Your goal:
Images are excluded; otherwise, output every record exactly.

The records:
--

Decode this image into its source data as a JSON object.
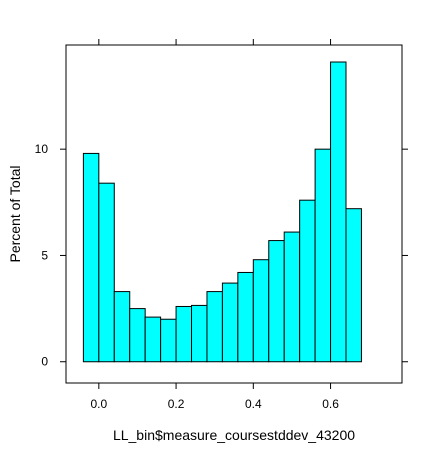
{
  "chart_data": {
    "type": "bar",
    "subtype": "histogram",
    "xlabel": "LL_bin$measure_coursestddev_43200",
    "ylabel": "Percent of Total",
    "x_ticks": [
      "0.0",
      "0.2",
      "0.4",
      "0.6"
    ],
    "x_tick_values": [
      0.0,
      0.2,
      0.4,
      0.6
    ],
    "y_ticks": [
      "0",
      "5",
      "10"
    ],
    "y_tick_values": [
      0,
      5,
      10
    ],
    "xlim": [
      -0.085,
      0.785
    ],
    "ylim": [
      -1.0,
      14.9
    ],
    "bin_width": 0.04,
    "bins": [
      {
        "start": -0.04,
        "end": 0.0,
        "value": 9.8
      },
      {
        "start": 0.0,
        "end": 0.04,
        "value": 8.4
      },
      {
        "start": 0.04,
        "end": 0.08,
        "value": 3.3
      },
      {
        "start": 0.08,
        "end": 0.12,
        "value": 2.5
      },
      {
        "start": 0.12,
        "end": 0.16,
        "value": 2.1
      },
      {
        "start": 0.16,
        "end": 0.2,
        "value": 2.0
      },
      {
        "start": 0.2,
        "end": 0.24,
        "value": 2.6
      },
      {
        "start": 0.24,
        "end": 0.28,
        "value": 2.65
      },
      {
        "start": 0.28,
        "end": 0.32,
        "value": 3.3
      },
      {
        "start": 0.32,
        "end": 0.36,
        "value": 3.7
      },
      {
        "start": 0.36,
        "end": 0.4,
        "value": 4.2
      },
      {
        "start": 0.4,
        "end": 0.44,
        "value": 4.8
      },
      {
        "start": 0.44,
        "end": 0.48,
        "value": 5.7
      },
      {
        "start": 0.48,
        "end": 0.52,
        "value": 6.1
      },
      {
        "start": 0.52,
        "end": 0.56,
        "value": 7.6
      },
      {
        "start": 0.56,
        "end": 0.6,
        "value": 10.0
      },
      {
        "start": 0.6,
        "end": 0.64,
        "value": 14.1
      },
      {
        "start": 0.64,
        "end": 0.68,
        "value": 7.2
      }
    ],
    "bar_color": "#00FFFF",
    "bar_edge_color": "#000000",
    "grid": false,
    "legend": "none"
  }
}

--

In response:
Decode this image into its source data as a JSON object.
{
  "chart_data": {
    "type": "bar",
    "subtype": "histogram",
    "xlabel": "LL_bin$measure_coursestddev_43200",
    "ylabel": "Percent of Total",
    "x_ticks": [
      "0.0",
      "0.2",
      "0.4",
      "0.6"
    ],
    "x_tick_values": [
      0.0,
      0.2,
      0.4,
      0.6
    ],
    "y_ticks": [
      "0",
      "5",
      "10"
    ],
    "y_tick_values": [
      0,
      5,
      10
    ],
    "xlim": [
      -0.085,
      0.785
    ],
    "ylim": [
      -1.0,
      14.9
    ],
    "bin_width": 0.04,
    "bins": [
      {
        "start": -0.04,
        "end": 0.0,
        "value": 9.8
      },
      {
        "start": 0.0,
        "end": 0.04,
        "value": 8.4
      },
      {
        "start": 0.04,
        "end": 0.08,
        "value": 3.3
      },
      {
        "start": 0.08,
        "end": 0.12,
        "value": 2.5
      },
      {
        "start": 0.12,
        "end": 0.16,
        "value": 2.1
      },
      {
        "start": 0.16,
        "end": 0.2,
        "value": 2.0
      },
      {
        "start": 0.2,
        "end": 0.24,
        "value": 2.6
      },
      {
        "start": 0.24,
        "end": 0.28,
        "value": 2.65
      },
      {
        "start": 0.28,
        "end": 0.32,
        "value": 3.3
      },
      {
        "start": 0.32,
        "end": 0.36,
        "value": 3.7
      },
      {
        "start": 0.36,
        "end": 0.4,
        "value": 4.2
      },
      {
        "start": 0.4,
        "end": 0.44,
        "value": 4.8
      },
      {
        "start": 0.44,
        "end": 0.48,
        "value": 5.7
      },
      {
        "start": 0.48,
        "end": 0.52,
        "value": 6.1
      },
      {
        "start": 0.52,
        "end": 0.56,
        "value": 7.6
      },
      {
        "start": 0.56,
        "end": 0.6,
        "value": 10.0
      },
      {
        "start": 0.6,
        "end": 0.64,
        "value": 14.1
      },
      {
        "start": 0.64,
        "end": 0.68,
        "value": 7.2
      }
    ],
    "bar_color": "#00FFFF",
    "bar_edge_color": "#000000",
    "grid": false,
    "legend": "none"
  }
}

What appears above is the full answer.